## Entries supplied
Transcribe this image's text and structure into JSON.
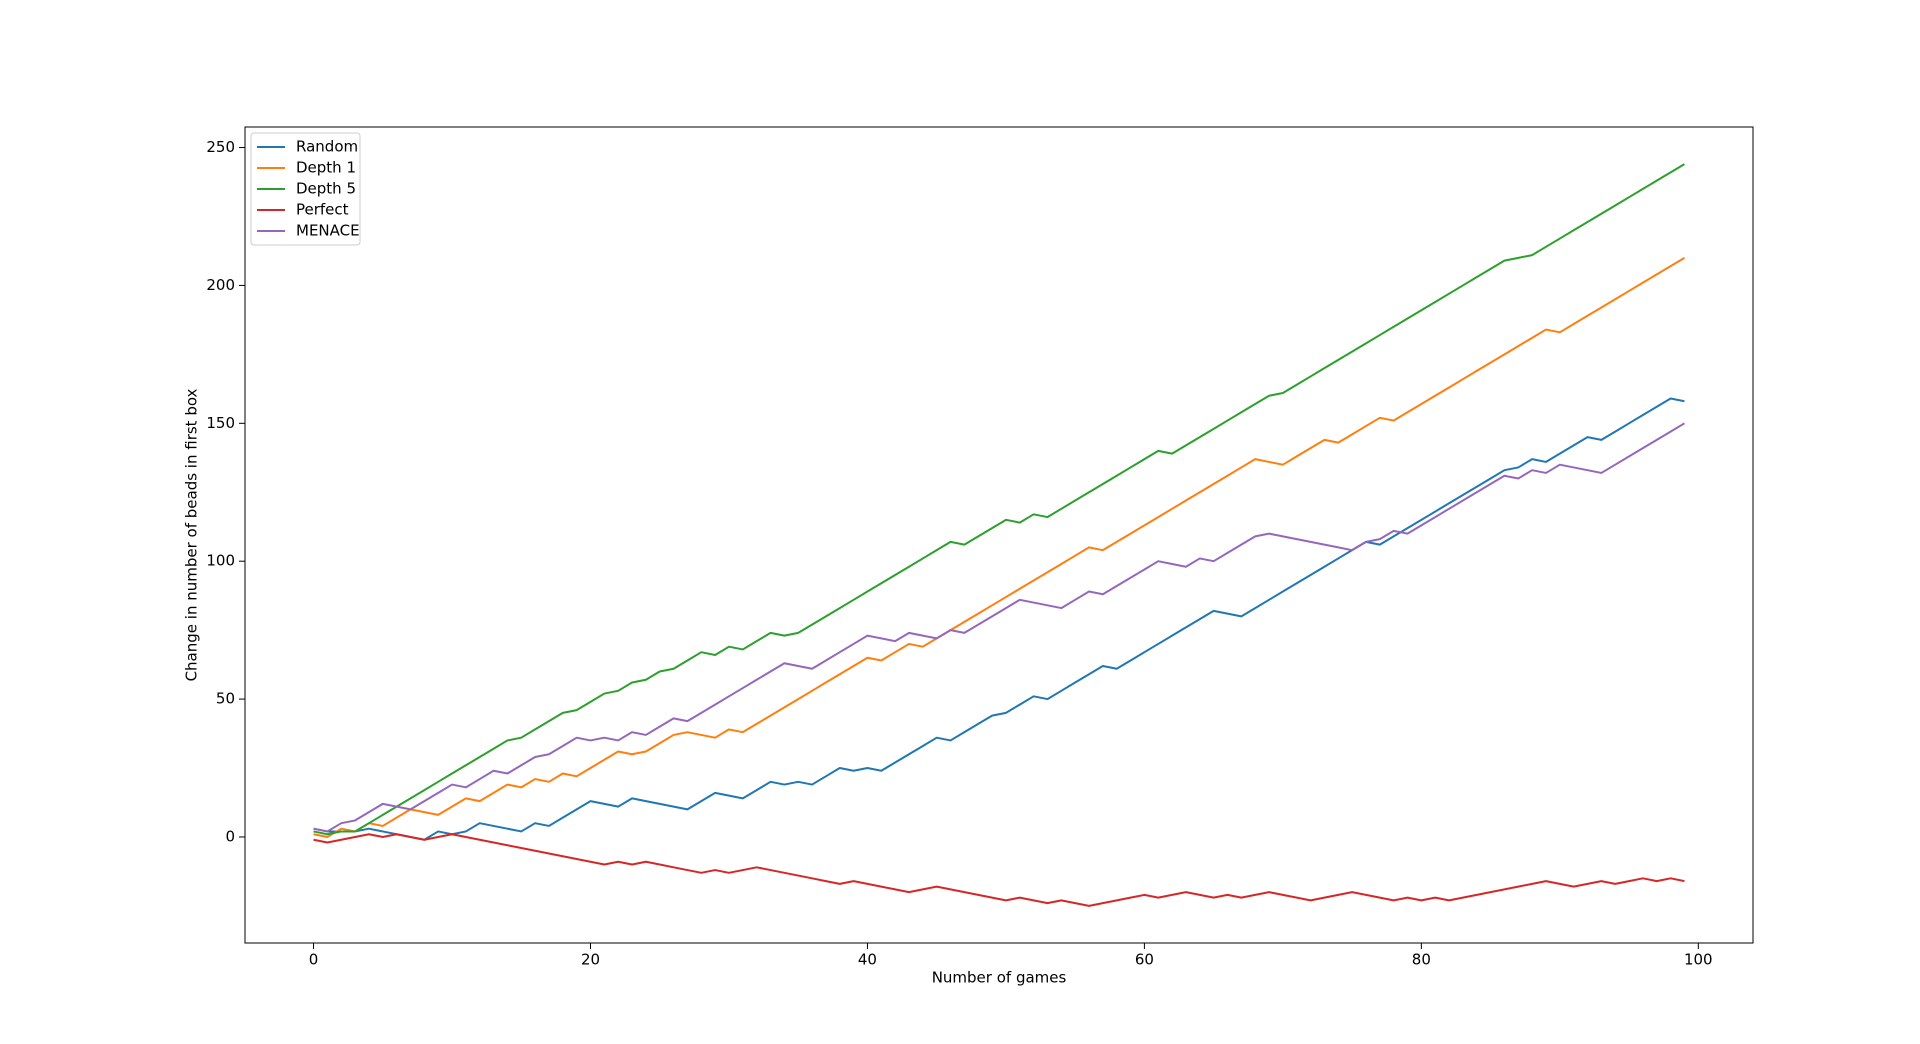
{
  "chart_data": {
    "type": "line",
    "xlabel": "Number of games",
    "ylabel": "Change in number of beads in first box",
    "x": [
      0,
      1,
      2,
      3,
      4,
      5,
      6,
      7,
      8,
      9,
      10,
      11,
      12,
      13,
      14,
      15,
      16,
      17,
      18,
      19,
      20,
      21,
      22,
      23,
      24,
      25,
      26,
      27,
      28,
      29,
      30,
      31,
      32,
      33,
      34,
      35,
      36,
      37,
      38,
      39,
      40,
      41,
      42,
      43,
      44,
      45,
      46,
      47,
      48,
      49,
      50,
      51,
      52,
      53,
      54,
      55,
      56,
      57,
      58,
      59,
      60,
      61,
      62,
      63,
      64,
      65,
      66,
      67,
      68,
      69,
      70,
      71,
      72,
      73,
      74,
      75,
      76,
      77,
      78,
      79,
      80,
      81,
      82,
      83,
      84,
      85,
      86,
      87,
      88,
      89,
      90,
      91,
      92,
      93,
      94,
      95,
      96,
      97,
      98,
      99
    ],
    "series": [
      {
        "name": "Random",
        "color": "#1f77b4",
        "values": [
          3,
          2,
          2,
          2,
          3,
          2,
          1,
          0,
          -1,
          2,
          1,
          2,
          5,
          4,
          3,
          2,
          5,
          4,
          7,
          10,
          13,
          12,
          11,
          14,
          13,
          12,
          11,
          10,
          13,
          16,
          15,
          14,
          17,
          20,
          19,
          20,
          19,
          22,
          25,
          24,
          25,
          24,
          27,
          30,
          33,
          36,
          35,
          38,
          41,
          44,
          45,
          48,
          51,
          50,
          53,
          56,
          59,
          62,
          61,
          64,
          67,
          70,
          73,
          76,
          79,
          82,
          81,
          80,
          83,
          86,
          89,
          92,
          95,
          98,
          101,
          104,
          107,
          106,
          109,
          112,
          115,
          118,
          121,
          124,
          127,
          130,
          133,
          134,
          137,
          136,
          139,
          142,
          145,
          144,
          147,
          150,
          153,
          156,
          159,
          158
        ]
      },
      {
        "name": "Depth 1",
        "color": "#ff7f0e",
        "values": [
          1,
          0,
          3,
          2,
          5,
          4,
          7,
          10,
          9,
          8,
          11,
          14,
          13,
          16,
          19,
          18,
          21,
          20,
          23,
          22,
          25,
          28,
          31,
          30,
          31,
          34,
          37,
          38,
          37,
          36,
          39,
          38,
          41,
          44,
          47,
          50,
          53,
          56,
          59,
          62,
          65,
          64,
          67,
          70,
          69,
          72,
          75,
          78,
          81,
          84,
          87,
          90,
          93,
          96,
          99,
          102,
          105,
          104,
          107,
          110,
          113,
          116,
          119,
          122,
          125,
          128,
          131,
          134,
          137,
          136,
          135,
          138,
          141,
          144,
          143,
          146,
          149,
          152,
          151,
          154,
          157,
          160,
          163,
          166,
          169,
          172,
          175,
          178,
          181,
          184,
          183,
          186,
          189,
          192,
          195,
          198,
          201,
          204,
          207,
          210
        ]
      },
      {
        "name": "Depth 5",
        "color": "#2ca02c",
        "values": [
          2,
          1,
          2,
          2,
          5,
          8,
          11,
          14,
          17,
          20,
          23,
          26,
          29,
          32,
          35,
          36,
          39,
          42,
          45,
          46,
          49,
          52,
          53,
          56,
          57,
          60,
          61,
          64,
          67,
          66,
          69,
          68,
          71,
          74,
          73,
          74,
          77,
          80,
          83,
          86,
          89,
          92,
          95,
          98,
          101,
          104,
          107,
          106,
          109,
          112,
          115,
          114,
          117,
          116,
          119,
          122,
          125,
          128,
          131,
          134,
          137,
          140,
          139,
          142,
          145,
          148,
          151,
          154,
          157,
          160,
          161,
          164,
          167,
          170,
          173,
          176,
          179,
          182,
          185,
          188,
          191,
          194,
          197,
          200,
          203,
          206,
          209,
          210,
          211,
          214,
          217,
          220,
          223,
          226,
          229,
          232,
          235,
          238,
          241,
          244
        ]
      },
      {
        "name": "Perfect",
        "color": "#d62728",
        "values": [
          -1,
          -2,
          -1,
          0,
          1,
          0,
          1,
          0,
          -1,
          0,
          1,
          0,
          -1,
          -2,
          -3,
          -4,
          -5,
          -6,
          -7,
          -8,
          -9,
          -10,
          -9,
          -10,
          -9,
          -10,
          -11,
          -12,
          -13,
          -12,
          -13,
          -12,
          -11,
          -12,
          -13,
          -14,
          -15,
          -16,
          -17,
          -16,
          -17,
          -18,
          -19,
          -20,
          -19,
          -18,
          -19,
          -20,
          -21,
          -22,
          -23,
          -22,
          -23,
          -24,
          -23,
          -24,
          -25,
          -24,
          -23,
          -22,
          -21,
          -22,
          -21,
          -20,
          -21,
          -22,
          -21,
          -22,
          -21,
          -20,
          -21,
          -22,
          -23,
          -22,
          -21,
          -20,
          -21,
          -22,
          -23,
          -22,
          -23,
          -22,
          -23,
          -22,
          -21,
          -20,
          -19,
          -18,
          -17,
          -16,
          -17,
          -18,
          -17,
          -16,
          -17,
          -16,
          -15,
          -16,
          -15,
          -16
        ]
      },
      {
        "name": "MENACE",
        "color": "#9467bd",
        "values": [
          3,
          2,
          5,
          6,
          9,
          12,
          11,
          10,
          13,
          16,
          19,
          18,
          21,
          24,
          23,
          26,
          29,
          30,
          33,
          36,
          35,
          36,
          35,
          38,
          37,
          40,
          43,
          42,
          45,
          48,
          51,
          54,
          57,
          60,
          63,
          62,
          61,
          64,
          67,
          70,
          73,
          72,
          71,
          74,
          73,
          72,
          75,
          74,
          77,
          80,
          83,
          86,
          85,
          84,
          83,
          86,
          89,
          88,
          91,
          94,
          97,
          100,
          99,
          98,
          101,
          100,
          103,
          106,
          109,
          110,
          109,
          108,
          107,
          106,
          105,
          104,
          107,
          108,
          111,
          110,
          113,
          116,
          119,
          122,
          125,
          128,
          131,
          130,
          133,
          132,
          135,
          134,
          133,
          132,
          135,
          138,
          141,
          144,
          147,
          150
        ]
      }
    ],
    "xlim": [
      -4.95,
      103.95
    ],
    "ylim": [
      -38.45,
      257.45
    ],
    "xticks": [
      0,
      20,
      40,
      60,
      80,
      100
    ],
    "yticks": [
      0,
      50,
      100,
      150,
      200,
      250
    ],
    "legend": "upper left"
  }
}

## What to produce
Transcribe the records above verbatim. Do not carry over any picture.

## Exercise answer
Transcribe this image's text and structure into JSON.
{
  "chart_data": {
    "type": "line",
    "xlabel": "Number of games",
    "ylabel": "Change in number of beads in first box",
    "x": [
      0,
      1,
      2,
      3,
      4,
      5,
      6,
      7,
      8,
      9,
      10,
      11,
      12,
      13,
      14,
      15,
      16,
      17,
      18,
      19,
      20,
      21,
      22,
      23,
      24,
      25,
      26,
      27,
      28,
      29,
      30,
      31,
      32,
      33,
      34,
      35,
      36,
      37,
      38,
      39,
      40,
      41,
      42,
      43,
      44,
      45,
      46,
      47,
      48,
      49,
      50,
      51,
      52,
      53,
      54,
      55,
      56,
      57,
      58,
      59,
      60,
      61,
      62,
      63,
      64,
      65,
      66,
      67,
      68,
      69,
      70,
      71,
      72,
      73,
      74,
      75,
      76,
      77,
      78,
      79,
      80,
      81,
      82,
      83,
      84,
      85,
      86,
      87,
      88,
      89,
      90,
      91,
      92,
      93,
      94,
      95,
      96,
      97,
      98,
      99
    ],
    "series": [
      {
        "name": "Random",
        "color": "#1f77b4",
        "values": [
          3,
          2,
          2,
          2,
          3,
          2,
          1,
          0,
          -1,
          2,
          1,
          2,
          5,
          4,
          3,
          2,
          5,
          4,
          7,
          10,
          13,
          12,
          11,
          14,
          13,
          12,
          11,
          10,
          13,
          16,
          15,
          14,
          17,
          20,
          19,
          20,
          19,
          22,
          25,
          24,
          25,
          24,
          27,
          30,
          33,
          36,
          35,
          38,
          41,
          44,
          45,
          48,
          51,
          50,
          53,
          56,
          59,
          62,
          61,
          64,
          67,
          70,
          73,
          76,
          79,
          82,
          81,
          80,
          83,
          86,
          89,
          92,
          95,
          98,
          101,
          104,
          107,
          106,
          109,
          112,
          115,
          118,
          121,
          124,
          127,
          130,
          133,
          134,
          137,
          136,
          139,
          142,
          145,
          144,
          147,
          150,
          153,
          156,
          159,
          158
        ]
      },
      {
        "name": "Depth 1",
        "color": "#ff7f0e",
        "values": [
          1,
          0,
          3,
          2,
          5,
          4,
          7,
          10,
          9,
          8,
          11,
          14,
          13,
          16,
          19,
          18,
          21,
          20,
          23,
          22,
          25,
          28,
          31,
          30,
          31,
          34,
          37,
          38,
          37,
          36,
          39,
          38,
          41,
          44,
          47,
          50,
          53,
          56,
          59,
          62,
          65,
          64,
          67,
          70,
          69,
          72,
          75,
          78,
          81,
          84,
          87,
          90,
          93,
          96,
          99,
          102,
          105,
          104,
          107,
          110,
          113,
          116,
          119,
          122,
          125,
          128,
          131,
          134,
          137,
          136,
          135,
          138,
          141,
          144,
          143,
          146,
          149,
          152,
          151,
          154,
          157,
          160,
          163,
          166,
          169,
          172,
          175,
          178,
          181,
          184,
          183,
          186,
          189,
          192,
          195,
          198,
          201,
          204,
          207,
          210
        ]
      },
      {
        "name": "Depth 5",
        "color": "#2ca02c",
        "values": [
          2,
          1,
          2,
          2,
          5,
          8,
          11,
          14,
          17,
          20,
          23,
          26,
          29,
          32,
          35,
          36,
          39,
          42,
          45,
          46,
          49,
          52,
          53,
          56,
          57,
          60,
          61,
          64,
          67,
          66,
          69,
          68,
          71,
          74,
          73,
          74,
          77,
          80,
          83,
          86,
          89,
          92,
          95,
          98,
          101,
          104,
          107,
          106,
          109,
          112,
          115,
          114,
          117,
          116,
          119,
          122,
          125,
          128,
          131,
          134,
          137,
          140,
          139,
          142,
          145,
          148,
          151,
          154,
          157,
          160,
          161,
          164,
          167,
          170,
          173,
          176,
          179,
          182,
          185,
          188,
          191,
          194,
          197,
          200,
          203,
          206,
          209,
          210,
          211,
          214,
          217,
          220,
          223,
          226,
          229,
          232,
          235,
          238,
          241,
          244
        ]
      },
      {
        "name": "Perfect",
        "color": "#d62728",
        "values": [
          -1,
          -2,
          -1,
          0,
          1,
          0,
          1,
          0,
          -1,
          0,
          1,
          0,
          -1,
          -2,
          -3,
          -4,
          -5,
          -6,
          -7,
          -8,
          -9,
          -10,
          -9,
          -10,
          -9,
          -10,
          -11,
          -12,
          -13,
          -12,
          -13,
          -12,
          -11,
          -12,
          -13,
          -14,
          -15,
          -16,
          -17,
          -16,
          -17,
          -18,
          -19,
          -20,
          -19,
          -18,
          -19,
          -20,
          -21,
          -22,
          -23,
          -22,
          -23,
          -24,
          -23,
          -24,
          -25,
          -24,
          -23,
          -22,
          -21,
          -22,
          -21,
          -20,
          -21,
          -22,
          -21,
          -22,
          -21,
          -20,
          -21,
          -22,
          -23,
          -22,
          -21,
          -20,
          -21,
          -22,
          -23,
          -22,
          -23,
          -22,
          -23,
          -22,
          -21,
          -20,
          -19,
          -18,
          -17,
          -16,
          -17,
          -18,
          -17,
          -16,
          -17,
          -16,
          -15,
          -16,
          -15,
          -16
        ]
      },
      {
        "name": "MENACE",
        "color": "#9467bd",
        "values": [
          3,
          2,
          5,
          6,
          9,
          12,
          11,
          10,
          13,
          16,
          19,
          18,
          21,
          24,
          23,
          26,
          29,
          30,
          33,
          36,
          35,
          36,
          35,
          38,
          37,
          40,
          43,
          42,
          45,
          48,
          51,
          54,
          57,
          60,
          63,
          62,
          61,
          64,
          67,
          70,
          73,
          72,
          71,
          74,
          73,
          72,
          75,
          74,
          77,
          80,
          83,
          86,
          85,
          84,
          83,
          86,
          89,
          88,
          91,
          94,
          97,
          100,
          99,
          98,
          101,
          100,
          103,
          106,
          109,
          110,
          109,
          108,
          107,
          106,
          105,
          104,
          107,
          108,
          111,
          110,
          113,
          116,
          119,
          122,
          125,
          128,
          131,
          130,
          133,
          132,
          135,
          134,
          133,
          132,
          135,
          138,
          141,
          144,
          147,
          150
        ]
      }
    ],
    "xlim": [
      -4.95,
      103.95
    ],
    "ylim": [
      -38.45,
      257.45
    ],
    "xticks": [
      0,
      20,
      40,
      60,
      80,
      100
    ],
    "yticks": [
      0,
      50,
      100,
      150,
      200,
      250
    ],
    "legend": "upper left"
  }
}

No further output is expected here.